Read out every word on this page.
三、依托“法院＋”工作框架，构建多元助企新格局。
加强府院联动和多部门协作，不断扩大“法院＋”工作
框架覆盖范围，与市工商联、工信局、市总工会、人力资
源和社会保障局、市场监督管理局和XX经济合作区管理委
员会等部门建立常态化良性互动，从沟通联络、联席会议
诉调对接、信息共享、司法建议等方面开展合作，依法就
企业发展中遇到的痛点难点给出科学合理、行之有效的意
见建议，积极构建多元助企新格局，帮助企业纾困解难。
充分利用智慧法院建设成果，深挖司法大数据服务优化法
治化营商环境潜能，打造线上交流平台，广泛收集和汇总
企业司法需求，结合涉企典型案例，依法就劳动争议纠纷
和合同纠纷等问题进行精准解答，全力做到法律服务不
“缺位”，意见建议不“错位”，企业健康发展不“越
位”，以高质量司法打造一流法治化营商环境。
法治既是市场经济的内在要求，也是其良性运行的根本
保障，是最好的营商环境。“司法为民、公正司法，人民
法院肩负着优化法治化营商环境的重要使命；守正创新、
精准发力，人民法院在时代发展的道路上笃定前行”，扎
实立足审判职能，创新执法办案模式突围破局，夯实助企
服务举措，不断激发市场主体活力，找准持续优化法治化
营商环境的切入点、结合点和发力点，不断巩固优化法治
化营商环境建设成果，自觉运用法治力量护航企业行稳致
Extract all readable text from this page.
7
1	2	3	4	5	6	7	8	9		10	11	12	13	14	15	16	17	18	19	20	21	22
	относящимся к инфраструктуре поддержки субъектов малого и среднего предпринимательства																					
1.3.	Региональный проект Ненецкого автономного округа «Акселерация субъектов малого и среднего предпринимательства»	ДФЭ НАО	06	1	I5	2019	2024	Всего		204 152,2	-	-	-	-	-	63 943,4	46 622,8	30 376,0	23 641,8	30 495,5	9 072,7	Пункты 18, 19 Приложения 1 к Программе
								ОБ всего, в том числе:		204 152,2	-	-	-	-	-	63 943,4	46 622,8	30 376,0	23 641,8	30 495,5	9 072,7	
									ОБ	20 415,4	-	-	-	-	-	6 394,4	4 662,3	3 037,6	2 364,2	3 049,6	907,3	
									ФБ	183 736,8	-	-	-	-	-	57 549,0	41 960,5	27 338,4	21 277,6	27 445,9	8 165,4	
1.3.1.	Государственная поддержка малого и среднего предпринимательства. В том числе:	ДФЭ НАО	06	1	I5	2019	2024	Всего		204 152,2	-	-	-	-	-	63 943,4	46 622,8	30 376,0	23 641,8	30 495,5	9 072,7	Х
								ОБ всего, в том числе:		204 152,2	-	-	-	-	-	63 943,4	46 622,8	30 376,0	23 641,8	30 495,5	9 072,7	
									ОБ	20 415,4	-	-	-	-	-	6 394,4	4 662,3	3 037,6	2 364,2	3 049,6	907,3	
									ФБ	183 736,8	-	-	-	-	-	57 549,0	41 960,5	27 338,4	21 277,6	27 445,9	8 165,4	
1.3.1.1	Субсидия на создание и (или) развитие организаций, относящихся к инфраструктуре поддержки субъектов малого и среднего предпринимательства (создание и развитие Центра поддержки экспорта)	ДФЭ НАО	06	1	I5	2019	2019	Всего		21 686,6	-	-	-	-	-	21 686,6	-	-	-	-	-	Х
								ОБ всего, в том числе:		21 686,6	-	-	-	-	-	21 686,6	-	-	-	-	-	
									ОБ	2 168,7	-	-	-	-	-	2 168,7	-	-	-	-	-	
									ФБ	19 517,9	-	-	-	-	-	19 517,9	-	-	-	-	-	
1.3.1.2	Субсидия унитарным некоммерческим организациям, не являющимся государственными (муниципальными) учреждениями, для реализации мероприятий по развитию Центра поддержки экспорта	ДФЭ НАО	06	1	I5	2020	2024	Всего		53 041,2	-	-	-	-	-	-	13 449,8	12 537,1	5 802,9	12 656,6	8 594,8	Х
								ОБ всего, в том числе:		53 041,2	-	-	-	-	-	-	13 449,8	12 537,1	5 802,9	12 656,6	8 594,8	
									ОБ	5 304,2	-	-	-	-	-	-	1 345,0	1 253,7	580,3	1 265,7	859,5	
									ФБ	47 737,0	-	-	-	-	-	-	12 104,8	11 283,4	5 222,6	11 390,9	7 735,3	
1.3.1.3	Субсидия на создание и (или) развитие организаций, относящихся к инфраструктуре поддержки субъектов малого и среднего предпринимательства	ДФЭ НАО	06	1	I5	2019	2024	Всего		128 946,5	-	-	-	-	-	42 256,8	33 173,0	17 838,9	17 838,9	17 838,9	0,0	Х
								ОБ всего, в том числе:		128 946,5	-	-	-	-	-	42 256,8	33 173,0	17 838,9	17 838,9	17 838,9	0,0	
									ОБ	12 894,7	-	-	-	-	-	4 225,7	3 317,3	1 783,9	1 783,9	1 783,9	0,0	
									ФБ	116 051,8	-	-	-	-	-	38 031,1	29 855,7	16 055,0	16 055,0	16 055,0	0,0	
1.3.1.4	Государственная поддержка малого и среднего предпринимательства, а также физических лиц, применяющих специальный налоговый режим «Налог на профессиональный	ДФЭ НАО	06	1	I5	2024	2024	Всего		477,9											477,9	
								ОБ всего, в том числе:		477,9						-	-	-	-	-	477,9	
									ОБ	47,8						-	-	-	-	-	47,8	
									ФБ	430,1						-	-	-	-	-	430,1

=-=-=

[EXERCISE]
Transcribe all entries exactly as they are given.

[OUTPUT FOR THIS EXERCISE]
Read out every word on this page.
三、依托“法院＋”工作框架，构建多元助企新格局。
加强府院联动和多部门协作，不断扩大“法院＋”工作
框架覆盖范围，与市工商联、工信局、市总工会、人力资
源和社会保障局、市场监督管理局和XX经济合作区管理委
员会等部门建立常态化良性互动，从沟通联络、联席会议
诉调对接、信息共享、司法建议等方面开展合作，依法就
企业发展中遇到的痛点难点给出科学合理、行之有效的意
见建议，积极构建多元助企新格局，帮助企业纾困解难。
充分利用智慧法院建设成果，深挖司法大数据服务优化法
治化营商环境潜能，打造线上交流平台，广泛收集和汇总
企业司法需求，结合涉企典型案例，依法就劳动争议纠纷
和合同纠纷等问题进行精准解答，全力做到法律服务不
“缺位”，意见建议不“错位”，企业健康发展不“越
位”，以高质量司法打造一流法治化营商环境。
法治既是市场经济的内在要求，也是其良性运行的根本
保障，是最好的营商环境。“司法为民、公正司法，人民
法院肩负着优化法治化营商环境的重要使命；守正创新、
精准发力，人民法院在时代发展的道路上笃定前行”，扎
实立足审判职能，创新执法办案模式突围破局，夯实助企
服务举措，不断激发市场主体活力，找准持续优化法治化
营商环境的切入点、结合点和发力点，不断巩固优化法治
化营商环境建设成果，自觉运用法治力量护航企业行稳致
Extract all readable text from this page.
7
1	2	3	4	5	6	7	8	9		10	11	12	13	14	15	16	17	18	19	20	21	22
	относящимся к инфраструктуре поддержки субъектов малого и среднего предпринимательства																					
1.3.	Региональный проект Ненецкого автономного округа «Акселерация субъектов малого и среднего предпринимательства»	ДФЭ НАО	06	1	I5	2019	2024	Всего		204 152,2	-	-	-	-	-	63 943,4	46 622,8	30 376,0	23 641,8	30 495,5	9 072,7	Пункты 18, 19 Приложения 1 к Программе
								ОБ всего, в том числе:		204 152,2	-	-	-	-	-	63 943,4	46 622,8	30 376,0	23 641,8	30 495,5	9 072,7	
									ОБ	20 415,4	-	-	-	-	-	6 394,4	4 662,3	3 037,6	2 364,2	3 049,6	907,3	
									ФБ	183 736,8	-	-	-	-	-	57 549,0	41 960,5	27 338,4	21 277,6	27 445,9	8 165,4	
1.3.1.	Государственная поддержка малого и среднего предпринимательства. В том числе:	ДФЭ НАО	06	1	I5	2019	2024	Всего		204 152,2	-	-	-	-	-	63 943,4	46 622,8	30 376,0	23 641,8	30 495,5	9 072,7	Х
								ОБ всего, в том числе:		204 152,2	-	-	-	-	-	63 943,4	46 622,8	30 376,0	23 641,8	30 495,5	9 072,7	
									ОБ	20 415,4	-	-	-	-	-	6 394,4	4 662,3	3 037,6	2 364,2	3 049,6	907,3	
									ФБ	183 736,8	-	-	-	-	-	57 549,0	41 960,5	27 338,4	21 277,6	27 445,9	8 165,4	
1.3.1.1	Субсидия на создание и (или) развитие организаций, относящихся к инфраструктуре поддержки субъектов малого и среднего предпринимательства (создание и развитие Центра поддержки экспорта)	ДФЭ НАО	06	1	I5	2019	2019	Всего		21 686,6	-	-	-	-	-	21 686,6	-	-	-	-	-	Х
								ОБ всего, в том числе:		21 686,6	-	-	-	-	-	21 686,6	-	-	-	-	-	
									ОБ	2 168,7	-	-	-	-	-	2 168,7	-	-	-	-	-	
									ФБ	19 517,9	-	-	-	-	-	19 517,9	-	-	-	-	-	
1.3.1.2	Субсидия унитарным некоммерческим организациям, не являющимся государственными (муниципальными) учреждениями, для реализации мероприятий по развитию Центра поддержки экспорта	ДФЭ НАО	06	1	I5	2020	2024	Всего		53 041,2	-	-	-	-	-	-	13 449,8	12 537,1	5 802,9	12 656,6	8 594,8	Х
								ОБ всего, в том числе:		53 041,2	-	-	-	-	-	-	13 449,8	12 537,1	5 802,9	12 656,6	8 594,8	
									ОБ	5 304,2	-	-	-	-	-	-	1 345,0	1 253,7	580,3	1 265,7	859,5	
									ФБ	47 737,0	-	-	-	-	-	-	12 104,8	11 283,4	5 222,6	11 390,9	7 735,3	
1.3.1.3	Субсидия на создание и (или) развитие организаций, относящихся к инфраструктуре поддержки субъектов малого и среднего предпринимательства	ДФЭ НАО	06	1	I5	2019	2024	Всего		128 946,5	-	-	-	-	-	42 256,8	33 173,0	17 838,9	17 838,9	17 838,9	0,0	Х
								ОБ всего, в том числе:		128 946,5	-	-	-	-	-	42 256,8	33 173,0	17 838,9	17 838,9	17 838,9	0,0	
									ОБ	12 894,7	-	-	-	-	-	4 225,7	3 317,3	1 783,9	1 783,9	1 783,9	0,0	
									ФБ	116 051,8	-	-	-	-	-	38 031,1	29 855,7	16 055,0	16 055,0	16 055,0	0,0	
1.3.1.4	Государственная поддержка малого и среднего предпринимательства, а также физических лиц, применяющих специальный налоговый режим «Налог на профессиональный	ДФЭ НАО	06	1	I5	2024	2024	Всего		477,9											477,9	
								ОБ всего, в том числе:		477,9						-	-	-	-	-	477,9	
									ОБ	47,8						-	-	-	-	-	47,8	
									ФБ	430,1						-	-	-	-	-	430,1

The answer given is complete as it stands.